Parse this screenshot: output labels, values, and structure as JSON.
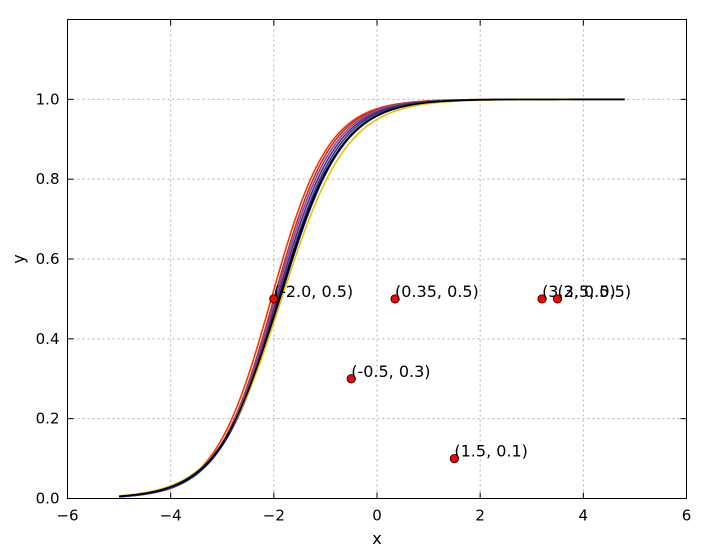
{
  "chart_data": {
    "type": "line",
    "title": "",
    "xlabel": "x",
    "ylabel": "y",
    "xlim": [
      -6,
      6
    ],
    "ylim": [
      0,
      1.2
    ],
    "grid": true,
    "xticks": [
      -6,
      -4,
      -2,
      0,
      2,
      4,
      6
    ],
    "xtick_labels": [
      "−6",
      "−4",
      "−2",
      "0",
      "2",
      "4",
      "6"
    ],
    "yticks": [
      0.0,
      0.2,
      0.4,
      0.6,
      0.8,
      1.0
    ],
    "ytick_labels": [
      "0.0",
      "0.2",
      "0.4",
      "0.6",
      "0.8",
      "1.0"
    ],
    "curve_x_range": [
      -5.0,
      4.8
    ],
    "series": [
      {
        "color": "#ff3300",
        "center": -2.05,
        "scale": 0.55
      },
      {
        "color": "#b03a2e",
        "center": -2.0,
        "scale": 0.55
      },
      {
        "color": "#8e44ad",
        "center": -1.97,
        "scale": 0.56
      },
      {
        "color": "#5b2c6f",
        "center": -1.94,
        "scale": 0.57
      },
      {
        "color": "#1f3a93",
        "center": -1.91,
        "scale": 0.58
      },
      {
        "color": "#00008b",
        "center": -1.88,
        "scale": 0.6
      },
      {
        "color": "#e6c200",
        "center": -1.85,
        "scale": 0.63
      },
      {
        "color": "#000000",
        "center": -1.9,
        "scale": 0.6
      }
    ],
    "points": [
      {
        "x": -2.0,
        "y": 0.5,
        "label": "(-2.0, 0.5)"
      },
      {
        "x": 0.35,
        "y": 0.5,
        "label": "(0.35, 0.5)"
      },
      {
        "x": 3.2,
        "y": 0.5,
        "label": "(3.2, 0.5)"
      },
      {
        "x": 3.5,
        "y": 0.5,
        "label": "(3.5, 0.5)"
      },
      {
        "x": -0.5,
        "y": 0.3,
        "label": "(-0.5, 0.3)"
      },
      {
        "x": 1.5,
        "y": 0.1,
        "label": "(1.5, 0.1)"
      }
    ],
    "point_color": "#ff0000"
  }
}
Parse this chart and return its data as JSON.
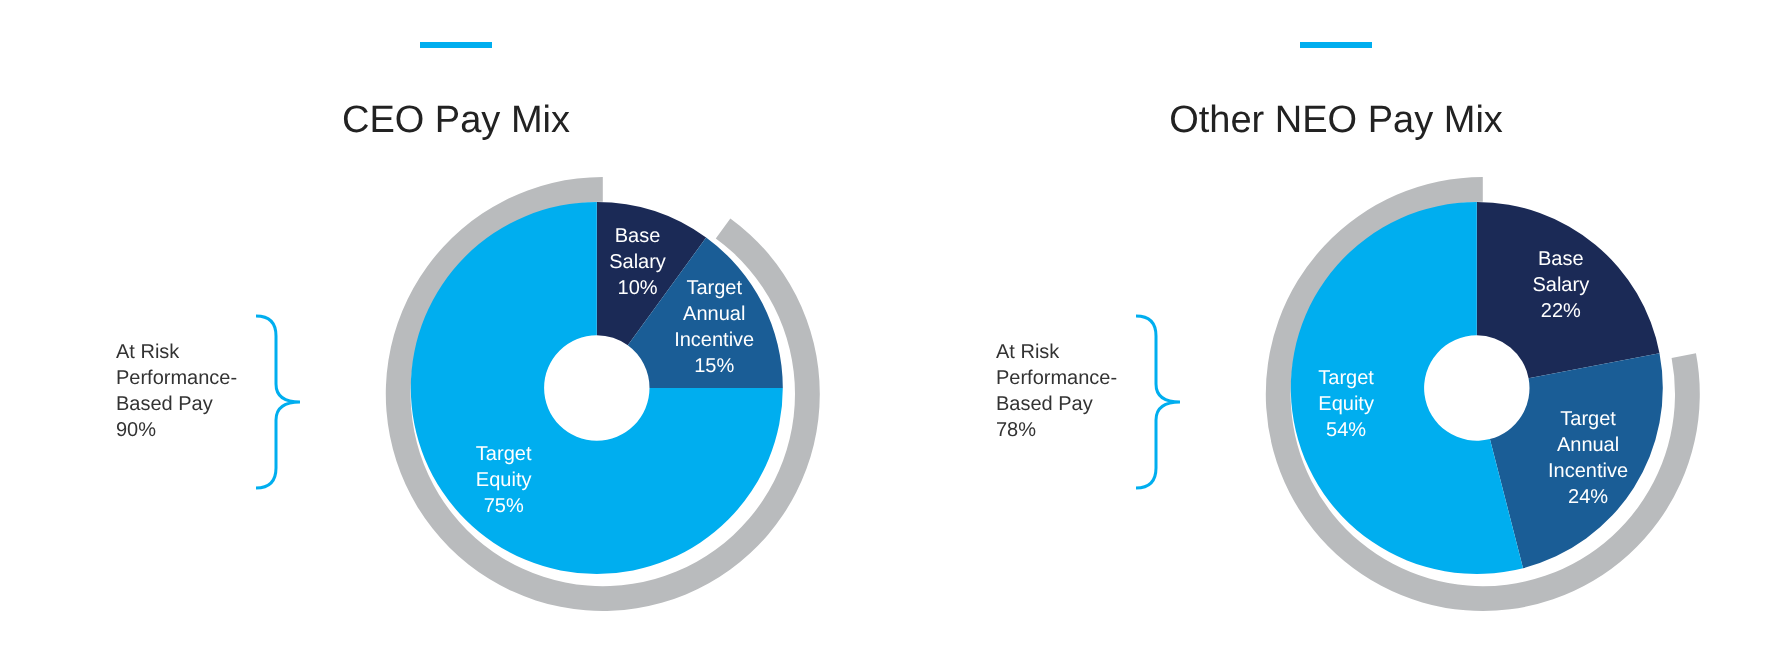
{
  "chart_data": [
    {
      "type": "donut",
      "title": "CEO Pay Mix",
      "categories": [
        "Base\nSalary",
        "Target\nAnnual\nIncentive",
        "Target\nEquity"
      ],
      "values": [
        10,
        15,
        75
      ],
      "value_labels": [
        "10%",
        "15%",
        "75%"
      ],
      "colors": [
        "#1b2a56",
        "#1a5d96",
        "#00aeef"
      ],
      "annotations": [
        "At Risk\nPerformance-\nBased Pay\n90%"
      ],
      "legend": false
    },
    {
      "type": "donut",
      "title": "Other NEO Pay Mix",
      "categories": [
        "Base\nSalary",
        "Target\nAnnual\nIncentive",
        "Target\nEquity"
      ],
      "values": [
        22,
        24,
        54
      ],
      "value_labels": [
        "22%",
        "24%",
        "54%"
      ],
      "colors": [
        "#1b2a56",
        "#1a5d96",
        "#00aeef"
      ],
      "annotations": [
        "At Risk\nPerformance-\nBased Pay\n78%"
      ],
      "legend": false
    }
  ]
}
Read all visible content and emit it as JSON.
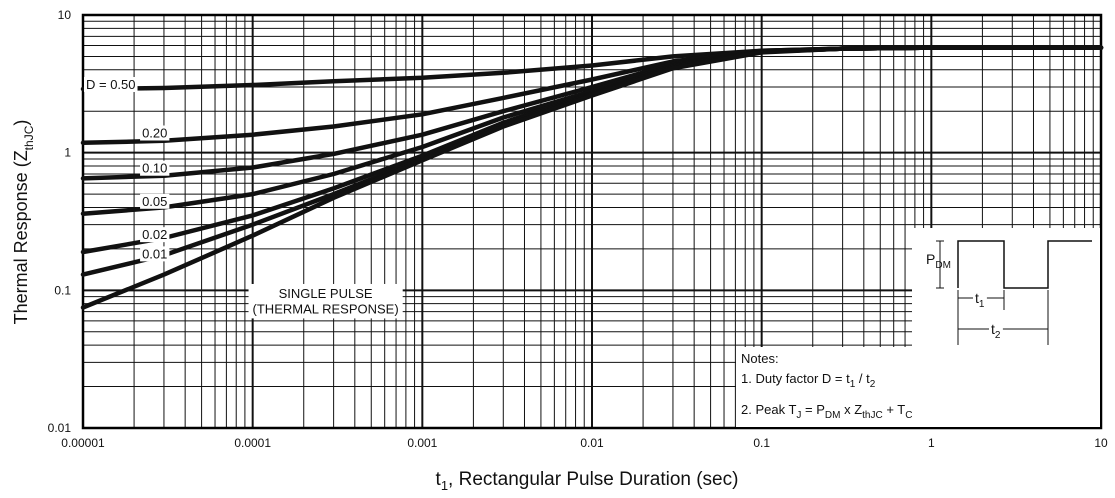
{
  "chart_data": {
    "type": "line",
    "xscale": "log",
    "yscale": "log",
    "xlim": [
      1e-05,
      10
    ],
    "ylim": [
      0.01,
      10
    ],
    "grid": true,
    "xlabel": "t",
    "xlabel_sub": "1",
    "xlabel_rest": ", Rectangular Pulse Duration (sec)",
    "ylabel": "Thermal Response (Z",
    "ylabel_sub": "thJC",
    "ylabel_close": ")",
    "x_ticks": [
      {
        "value": 1e-05,
        "label": "0.00001"
      },
      {
        "value": 0.0001,
        "label": "0.0001"
      },
      {
        "value": 0.001,
        "label": "0.001"
      },
      {
        "value": 0.01,
        "label": "0.01"
      },
      {
        "value": 0.1,
        "label": "0.1"
      },
      {
        "value": 1,
        "label": "1"
      },
      {
        "value": 10,
        "label": "10"
      }
    ],
    "y_ticks": [
      {
        "value": 0.01,
        "label": "0.01"
      },
      {
        "value": 0.1,
        "label": "0.1"
      },
      {
        "value": 1,
        "label": "1"
      },
      {
        "value": 10,
        "label": "10"
      }
    ],
    "series": [
      {
        "name": "D = 0.50",
        "label_at": 1e-05,
        "x": [
          1e-05,
          3e-05,
          0.0001,
          0.0003,
          0.001,
          0.003,
          0.01,
          0.03,
          0.1,
          0.3,
          1,
          10
        ],
        "y": [
          2.9,
          2.95,
          3.1,
          3.3,
          3.5,
          3.8,
          4.3,
          5.0,
          5.5,
          5.7,
          5.8,
          5.8
        ]
      },
      {
        "name": "0.20",
        "label_at": 2e-05,
        "x": [
          1e-05,
          3e-05,
          0.0001,
          0.0003,
          0.001,
          0.003,
          0.01,
          0.03,
          0.1,
          0.3,
          1,
          10
        ],
        "y": [
          1.18,
          1.22,
          1.35,
          1.55,
          1.9,
          2.5,
          3.4,
          4.6,
          5.5,
          5.7,
          5.8,
          5.8
        ]
      },
      {
        "name": "0.10",
        "label_at": 2e-05,
        "x": [
          1e-05,
          3e-05,
          0.0001,
          0.0003,
          0.001,
          0.003,
          0.01,
          0.03,
          0.1,
          0.3,
          1,
          10
        ],
        "y": [
          0.65,
          0.68,
          0.78,
          0.98,
          1.35,
          2.0,
          3.0,
          4.4,
          5.4,
          5.7,
          5.8,
          5.8
        ]
      },
      {
        "name": "0.05",
        "label_at": 2e-05,
        "x": [
          1e-05,
          3e-05,
          0.0001,
          0.0003,
          0.001,
          0.003,
          0.01,
          0.03,
          0.1,
          0.3,
          1,
          10
        ],
        "y": [
          0.36,
          0.4,
          0.5,
          0.7,
          1.1,
          1.8,
          2.8,
          4.3,
          5.4,
          5.7,
          5.8,
          5.8
        ]
      },
      {
        "name": "0.02",
        "label_at": 2e-05,
        "x": [
          1e-05,
          3e-05,
          0.0001,
          0.0003,
          0.001,
          0.003,
          0.01,
          0.03,
          0.1,
          0.3,
          1,
          10
        ],
        "y": [
          0.19,
          0.24,
          0.35,
          0.55,
          0.95,
          1.65,
          2.7,
          4.2,
          5.4,
          5.7,
          5.8,
          5.8
        ]
      },
      {
        "name": "0.01",
        "label_at": 2e-05,
        "x": [
          1e-05,
          3e-05,
          0.0001,
          0.0003,
          0.001,
          0.003,
          0.01,
          0.03,
          0.1,
          0.3,
          1,
          10
        ],
        "y": [
          0.13,
          0.18,
          0.3,
          0.5,
          0.9,
          1.6,
          2.65,
          4.2,
          5.4,
          5.7,
          5.8,
          5.8
        ]
      },
      {
        "name": "SINGLE PULSE",
        "label_line2": "(THERMAL RESPONSE)",
        "x": [
          1e-05,
          3e-05,
          0.0001,
          0.0003,
          0.001,
          0.003,
          0.01,
          0.03,
          0.1,
          0.3,
          1,
          10
        ],
        "y": [
          0.075,
          0.13,
          0.25,
          0.47,
          0.88,
          1.55,
          2.6,
          4.1,
          5.35,
          5.7,
          5.8,
          5.8
        ]
      }
    ],
    "annotations": {
      "notes_title": "Notes:",
      "note1_prefix": "1. Duty factor D =  t",
      "note1_sub1": "1",
      "note1_mid": " / t",
      "note1_sub2": "2",
      "note2_a": "2. Peak T",
      "note2_a_sub": "J",
      "note2_b": " = P",
      "note2_b_sub": "DM",
      "note2_c": " x Z",
      "note2_c_sub": "thJC",
      "note2_d": " + T",
      "note2_d_sub": "C",
      "pulse_p": "P",
      "pulse_p_sub": "DM",
      "pulse_t1": "t",
      "pulse_t1_sub": "1",
      "pulse_t2": "t",
      "pulse_t2_sub": "2"
    }
  }
}
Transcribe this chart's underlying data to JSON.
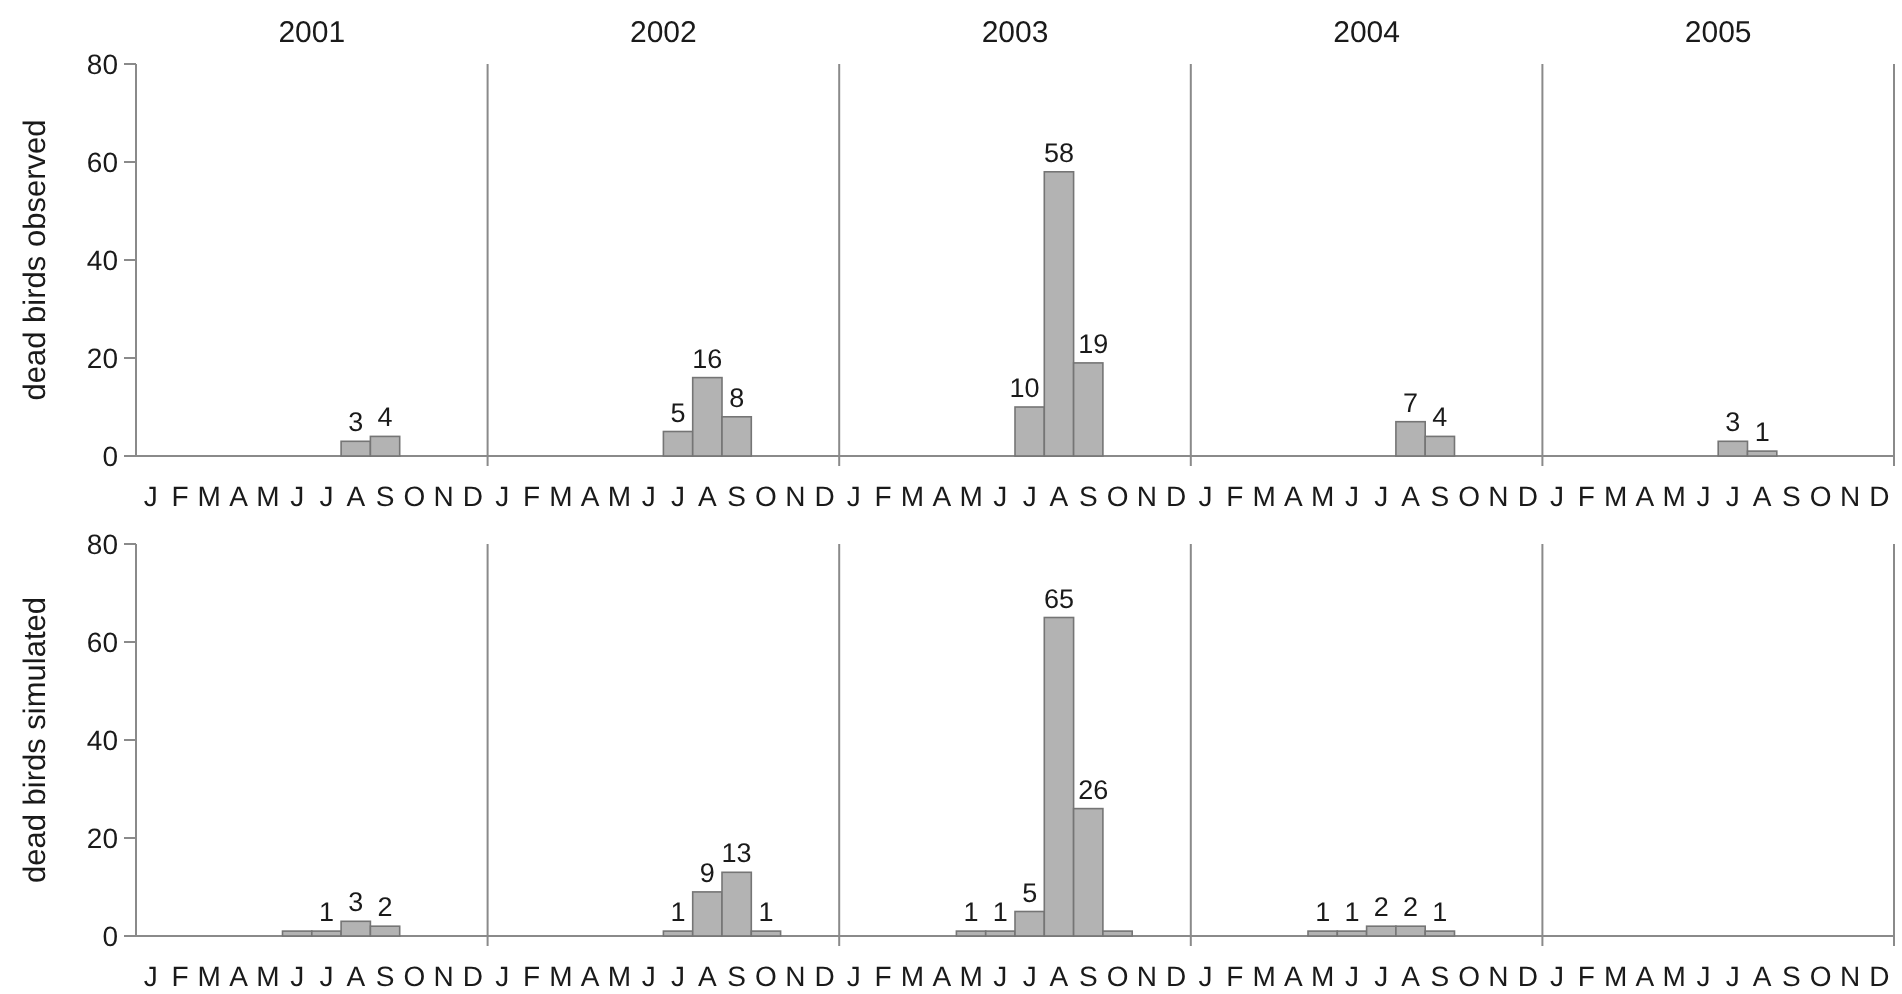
{
  "chart_data": [
    {
      "type": "bar",
      "ylabel": "dead birds observed",
      "categories": [
        "J",
        "F",
        "M",
        "A",
        "M",
        "J",
        "J",
        "A",
        "S",
        "O",
        "N",
        "D",
        "J",
        "F",
        "M",
        "A",
        "M",
        "J",
        "J",
        "A",
        "S",
        "O",
        "N",
        "D",
        "J",
        "F",
        "M",
        "A",
        "M",
        "J",
        "J",
        "A",
        "S",
        "O",
        "N",
        "D",
        "J",
        "F",
        "M",
        "A",
        "M",
        "J",
        "J",
        "A",
        "S",
        "O",
        "N",
        "D",
        "J",
        "F",
        "M",
        "A",
        "M",
        "J",
        "J",
        "A",
        "S",
        "O",
        "N",
        "D"
      ],
      "values": [
        null,
        null,
        null,
        null,
        null,
        null,
        null,
        3,
        4,
        null,
        null,
        null,
        null,
        null,
        null,
        null,
        null,
        null,
        5,
        16,
        8,
        null,
        null,
        null,
        null,
        null,
        null,
        null,
        null,
        null,
        10,
        58,
        19,
        null,
        null,
        null,
        null,
        null,
        null,
        null,
        null,
        null,
        null,
        7,
        4,
        null,
        null,
        null,
        null,
        null,
        null,
        null,
        null,
        null,
        3,
        1,
        null,
        null,
        null,
        null
      ],
      "color": "#b3b3b3",
      "ylim": [
        0,
        80
      ],
      "yticks": [
        0,
        20,
        40,
        60,
        80
      ],
      "data_labels": true,
      "annotations": [
        "2001",
        "2002",
        "2003",
        "2004",
        "2005"
      ]
    },
    {
      "type": "bar",
      "ylabel": "dead birds simulated",
      "categories": [
        "J",
        "F",
        "M",
        "A",
        "M",
        "J",
        "J",
        "A",
        "S",
        "O",
        "N",
        "D",
        "J",
        "F",
        "M",
        "A",
        "M",
        "J",
        "J",
        "A",
        "S",
        "O",
        "N",
        "D",
        "J",
        "F",
        "M",
        "A",
        "M",
        "J",
        "J",
        "A",
        "S",
        "O",
        "N",
        "D",
        "J",
        "F",
        "M",
        "A",
        "M",
        "J",
        "J",
        "A",
        "S",
        "O",
        "N",
        "D",
        "J",
        "F",
        "M",
        "A",
        "M",
        "J",
        "J",
        "A",
        "S",
        "O",
        "N",
        "D"
      ],
      "values": [
        null,
        null,
        null,
        null,
        null,
        1,
        1,
        3,
        2,
        null,
        null,
        null,
        null,
        null,
        null,
        null,
        null,
        null,
        1,
        9,
        13,
        1,
        null,
        null,
        null,
        null,
        null,
        null,
        1,
        1,
        5,
        65,
        26,
        1,
        null,
        null,
        null,
        null,
        null,
        null,
        1,
        1,
        2,
        2,
        1,
        null,
        null,
        null,
        null,
        null,
        null,
        null,
        null,
        null,
        null,
        null,
        null,
        null,
        null,
        null
      ],
      "value_labels": [
        null,
        null,
        null,
        null,
        null,
        null,
        "1",
        "3",
        "2",
        null,
        null,
        null,
        null,
        null,
        null,
        null,
        null,
        null,
        "1",
        "9",
        "13",
        "1",
        null,
        null,
        null,
        null,
        null,
        null,
        "1",
        "1",
        "5",
        "65",
        "26",
        null,
        null,
        null,
        null,
        null,
        null,
        null,
        "1",
        "1",
        "2",
        "2",
        "1",
        null,
        null,
        null,
        null,
        null,
        null,
        null,
        null,
        null,
        null,
        null,
        null,
        null,
        null,
        null
      ],
      "color": "#b3b3b3",
      "ylim": [
        0,
        80
      ],
      "yticks": [
        0,
        20,
        40,
        60,
        80
      ]
    }
  ]
}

....................

▶ **Given request**
Filter the entries and copy out every line with the word "JSON".

▶ **The response**
Parse this screenshot: output labels, values, and structure as JSON.
Parse this chart and return its data as JSON.
Read all visible content and emit it as JSON.
Transcribe this chart's underlying data to JSON.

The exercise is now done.